Written request:
Work through the records below and tally every line containing "sous". Reply with the total alone.

-- -- --

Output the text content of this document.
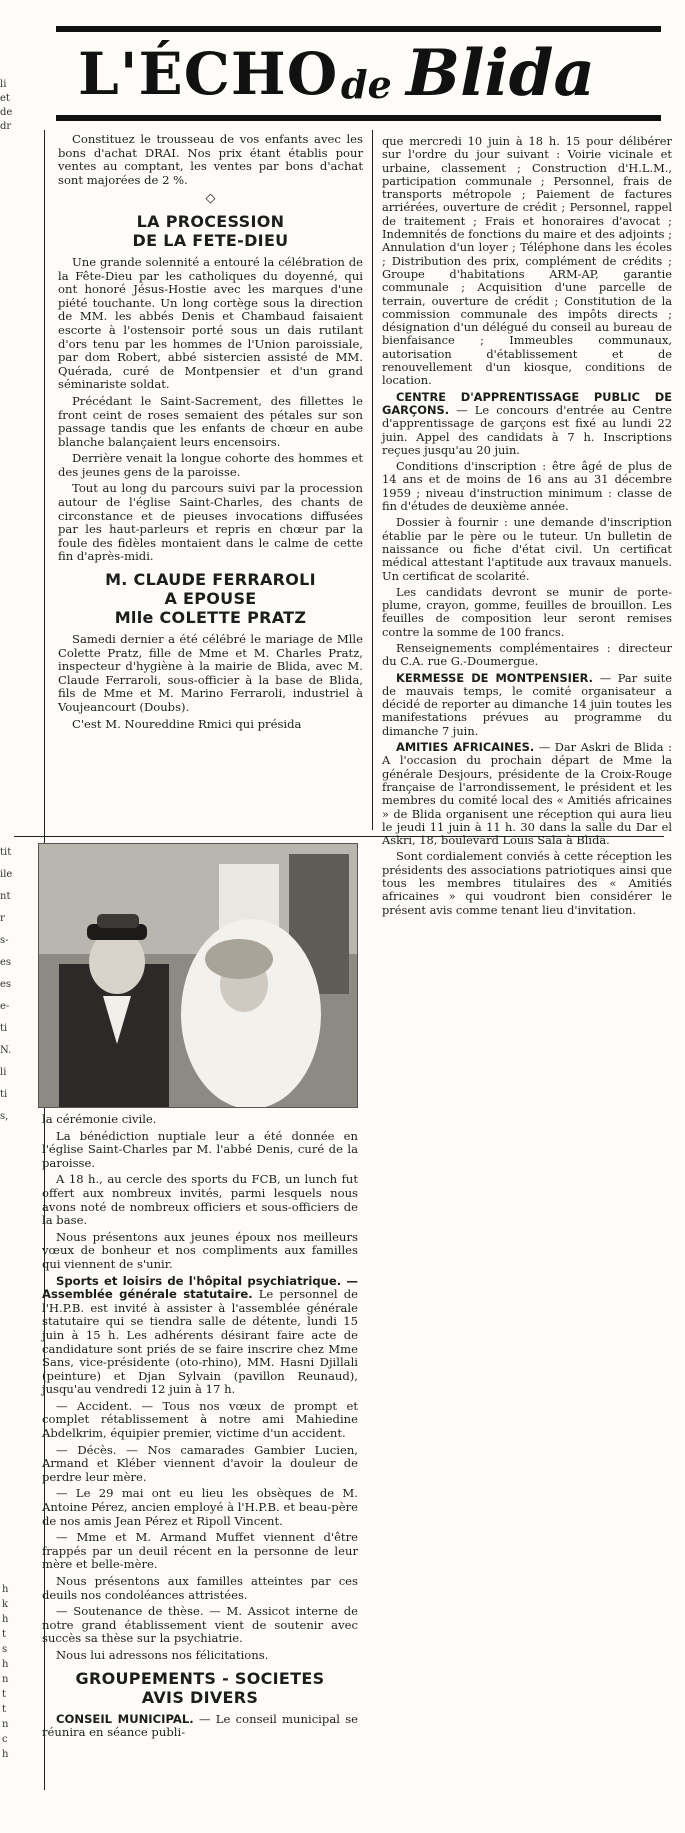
L'ÉCHO de Blida
li
et
de
dr
tit
ile
nt
r
s-
es
es
e-
ti
N.
li
ti
s,
h
k
h
t
s
h
n
t
t
n
c
h

Constituez le trousseau de vos enfants avec les bons d'achat DRAI. Nos prix étant établis pour ventes au comptant, les ventes par bons d'achat sont majorées de 2 %.

◇
LA PROCESSION
DE LA FETE-DIEU

Une grande solennité a entouré la célébration de la Fête-Dieu par les catholiques du doyenné, qui ont honoré Jésus-Hostie avec les marques d'une piété touchante. Un long cortège sous la direction de MM. les abbés Denis et Chambaud faisaient escorte à l'ostensoir porté sous un dais rutilant d'ors tenu par les hommes de l'Union paroissiale, par dom Robert, abbé sistercien assisté de MM. Quérada, curé de Montpensier et d'un grand séminariste soldat.

Précédant le Saint-Sacrement, des fillettes le front ceint de roses semaient des pétales sur son passage tandis que les enfants de chœur en aube blanche balançaient leurs encensoirs.

Derrière venait la longue cohorte des hommes et des jeunes gens de la paroisse.

Tout au long du parcours suivi par la procession autour de l'église Saint-Charles, des chants de circonstance et de pieuses invocations diffusées par les haut-parleurs et repris en chœur par la foule des fidèles montaient dans le calme de cette fin d'après-midi.

M. CLAUDE FERRAROLI
A EPOUSE
Mlle COLETTE PRATZ

Samedi dernier a été célébré le mariage de Mlle Colette Pratz, fille de Mme et M. Charles Pratz, inspecteur d'hygiène à la mairie de Blida, avec M. Claude Ferraroli, sous-officier à la base de Blida, fils de Mme et M. Marino Ferraroli, industriel à Voujeancourt (Doubs).

C'est M. Noureddine Rmici qui présida

que mercredi 10 juin à 18 h. 15 pour délibérer sur l'ordre du jour suivant : Voirie vicinale et urbaine, classement ; Construction d'H.L.M., participation communale ; Personnel, frais de transports métropole ; Paiement de factures arriérées, ouverture de crédit ; Personnel, rappel de traitement ; Frais et honoraires d'avocat ; Indemnités de fonctions du maire et des adjoints ; Annulation d'un loyer ; Téléphone dans les écoles ; Distribution des prix, complément de crédits ; Groupe d'habitations ARM-AP, garantie communale ; Acquisition d'une parcelle de terrain, ouverture de crédit ; Constitution de la commission communale des impôts directs ; désignation d'un délégué du conseil au bureau de bienfaisance ; Immeubles communaux, autorisation d'établissement et de renouvellement d'un kiosque, conditions de location.

CENTRE D'APPRENTISSAGE PUBLIC DE GARÇONS. — Le concours d'entrée au Centre d'apprentissage de garçons est fixé au lundi 22 juin. Appel des candidats à 7 h. Inscriptions reçues jusqu'au 20 juin.

Conditions d'inscription : être âgé de plus de 14 ans et de moins de 16 ans au 31 décembre 1959 ; niveau d'instruction minimum : classe de fin d'études de deuxième année.

Dossier à fournir : une demande d'inscription établie par le père ou le tuteur. Un bulletin de naissance ou fiche d'état civil. Un certificat médical attestant l'aptitude aux travaux manuels. Un certificat de scolarité.

Les candidats devront se munir de porte-plume, crayon, gomme, feuilles de brouillon. Les feuilles de composition leur seront remises contre la somme de 100 francs.

Renseignements complémentaires : directeur du C.A. rue G.-Doumergue.

KERMESSE DE MONTPENSIER. — Par suite de mauvais temps, le comité organisateur a décidé de reporter au dimanche 14 juin toutes les manifestations prévues au programme du dimanche 7 juin.

AMITIES AFRICAINES. — Dar Askri de Blida : A l'occasion du prochain départ de Mme la générale Desjours, présidente de la Croix-Rouge française de l'arrondissement, le président et les membres du comité local des « Amitiés africaines » de Blida organisent une réception qui aura lieu le jeudi 11 juin à 11 h. 30 dans la salle du Dar el Askri, 18, boulevard Louis Sala à Blida.

Sont cordialement conviés à cette réception les présidents des associations patriotiques ainsi que tous les membres titulaires des « Amitiés africaines » qui voudront bien considérer le présent avis comme tenant lieu d'invitation.

la cérémonie civile.

La bénédiction nuptiale leur a été donnée en l'église Saint-Charles par M. l'abbé Denis, curé de la paroisse.

A 18 h., au cercle des sports du FCB, un lunch fut offert aux nombreux invités, parmi lesquels nous avons noté de nombreux officiers et sous-officiers de la base.

Nous présentons aux jeunes époux nos meilleurs vœux de bonheur et nos compliments aux familles qui viennent de s'unir.

Sports et loisirs de l'hôpital psychiatrique. — Assemblée générale statutaire. Le personnel de l'H.P.B. est invité à assister à l'assemblée générale statutaire qui se tiendra salle de détente, lundi 15 juin à 15 h. Les adhérents désirant faire acte de candidature sont priés de se faire inscrire chez Mme Sans, vice-présidente (oto-rhino), MM. Hasni Djillali (peinture) et Djan Sylvain (pavillon Reunaud), jusqu'au vendredi 12 juin à 17 h.

— Accident. — Tous nos vœux de prompt et complet rétablissement à notre ami Mahiedine Abdelkrim, équipier premier, victime d'un accident.

— Décès. — Nos camarades Gambier Lucien, Armand et Kléber viennent d'avoir la douleur de perdre leur mère.

— Le 29 mai ont eu lieu les obsèques de M. Antoine Pérez, ancien employé à l'H.P.B. et beau-père de nos amis Jean Pérez et Ripoll Vincent.

— Mme et M. Armand Muffet viennent d'être frappés par un deuil récent en la personne de leur mère et belle-mère.

Nous présentons aux familles atteintes par ces deuils nos condoléances attristées.

— Soutenance de thèse. — M. Assicot interne de notre grand établissement vient de soutenir avec succès sa thèse sur la psychiatrie.

Nous lui adressons nos félicitations.

GROUPEMENTS - SOCIETES
AVIS DIVERS

CONSEIL MUNICIPAL. — Le conseil municipal se réunira en séance publi-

-- -- --

Task output:
3